Records for this exercise
>> START

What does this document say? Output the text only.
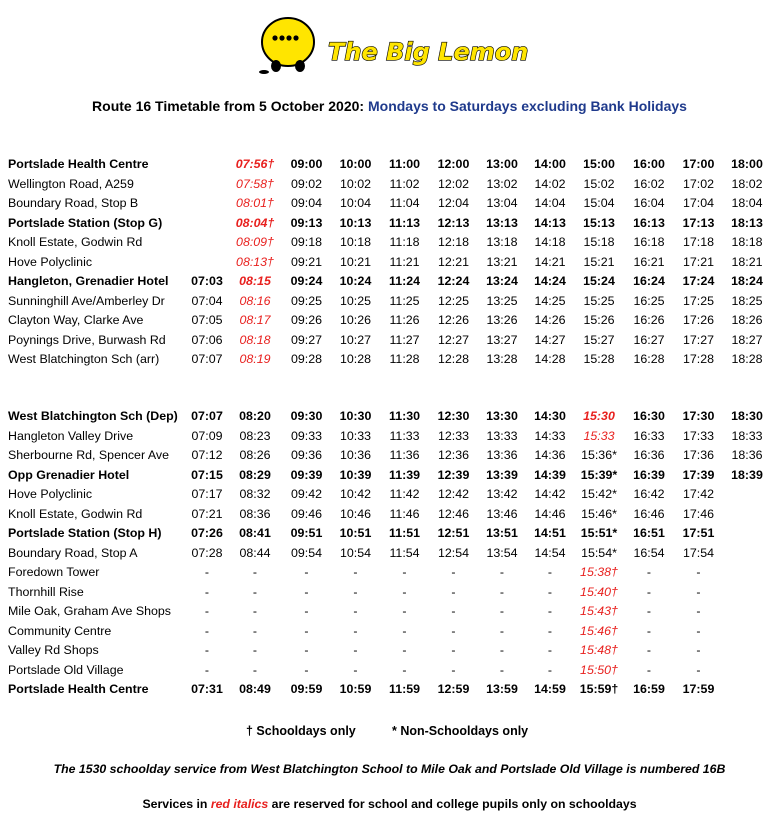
The Big Lemon
Route 16 Timetable from 5 October 2020: Mondays to Saturdays excluding Bank Holidays
Portslade Health Centre		07:56†	09:00	10:00	11:00	12:00	13:00	14:00	15:00	16:00	17:00	18:00
Wellington Road, A259		07:58†	09:02	10:02	11:02	12:02	13:02	14:02	15:02	16:02	17:02	18:02
Boundary Road, Stop B		08:01†	09:04	10:04	11:04	12:04	13:04	14:04	15:04	16:04	17:04	18:04
Portslade Station (Stop G)		08:04†	09:13	10:13	11:13	12:13	13:13	14:13	15:13	16:13	17:13	18:13
Knoll Estate, Godwin Rd		08:09†	09:18	10:18	11:18	12:18	13:18	14:18	15:18	16:18	17:18	18:18
Hove Polyclinic		08:13†	09:21	10:21	11:21	12:21	13:21	14:21	15:21	16:21	17:21	18:21
Hangleton, Grenadier Hotel	07:03	08:15	09:24	10:24	11:24	12:24	13:24	14:24	15:24	16:24	17:24	18:24
Sunninghill Ave/Amberley Dr	07:04	08:16	09:25	10:25	11:25	12:25	13:25	14:25	15:25	16:25	17:25	18:25
Clayton Way, Clarke Ave	07:05	08:17	09:26	10:26	11:26	12:26	13:26	14:26	15:26	16:26	17:26	18:26
Poynings Drive, Burwash Rd	07:06	08:18	09:27	10:27	11:27	12:27	13:27	14:27	15:27	16:27	17:27	18:27
West Blatchington Sch (arr)	07:07	08:19	09:28	10:28	11:28	12:28	13:28	14:28	15:28	16:28	17:28	18:28
West Blatchington Sch (Dep)	07:07	08:20	09:30	10:30	11:30	12:30	13:30	14:30	15:30	16:30	17:30	18:30
Hangleton Valley Drive	07:09	08:23	09:33	10:33	11:33	12:33	13:33	14:33	15:33	16:33	17:33	18:33
Sherbourne Rd, Spencer Ave	07:12	08:26	09:36	10:36	11:36	12:36	13:36	14:36	15:36*	16:36	17:36	18:36
Opp Grenadier Hotel	07:15	08:29	09:39	10:39	11:39	12:39	13:39	14:39	15:39*	16:39	17:39	18:39
Hove Polyclinic	07:17	08:32	09:42	10:42	11:42	12:42	13:42	14:42	15:42*	16:42	17:42	
Knoll Estate, Godwin Rd	07:21	08:36	09:46	10:46	11:46	12:46	13:46	14:46	15:46*	16:46	17:46	
Portslade Station (Stop H)	07:26	08:41	09:51	10:51	11:51	12:51	13:51	14:51	15:51*	16:51	17:51	
Boundary Road, Stop A	07:28	08:44	09:54	10:54	11:54	12:54	13:54	14:54	15:54*	16:54	17:54	
Foredown Tower	-	-	-	-	-	-	-	-	15:38†	-	-	
Thornhill Rise	-	-	-	-	-	-	-	-	15:40†	-	-	
Mile Oak, Graham Ave Shops	-	-	-	-	-	-	-	-	15:43†	-	-	
Community Centre	-	-	-	-	-	-	-	-	15:46†	-	-	
Valley Rd Shops	-	-	-	-	-	-	-	-	15:48†	-	-	
Portslade Old Village	-	-	-	-	-	-	-	-	15:50†	-	-	
Portslade Health Centre	07:31	08:49	09:59	10:59	11:59	12:59	13:59	14:59	15:59†	16:59	17:59	
† Schooldays only	* Non-Schooldays only
The 1530 schoolday service from West Blatchington School to Mile Oak and Portslade Old Village is numbered 16B
Services in red italics are reserved for school and college pupils only on schooldays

>> END

Work out how many lines in the entries hold the string "Shops". Your answer should consist solely of that number.

Solution to this task
2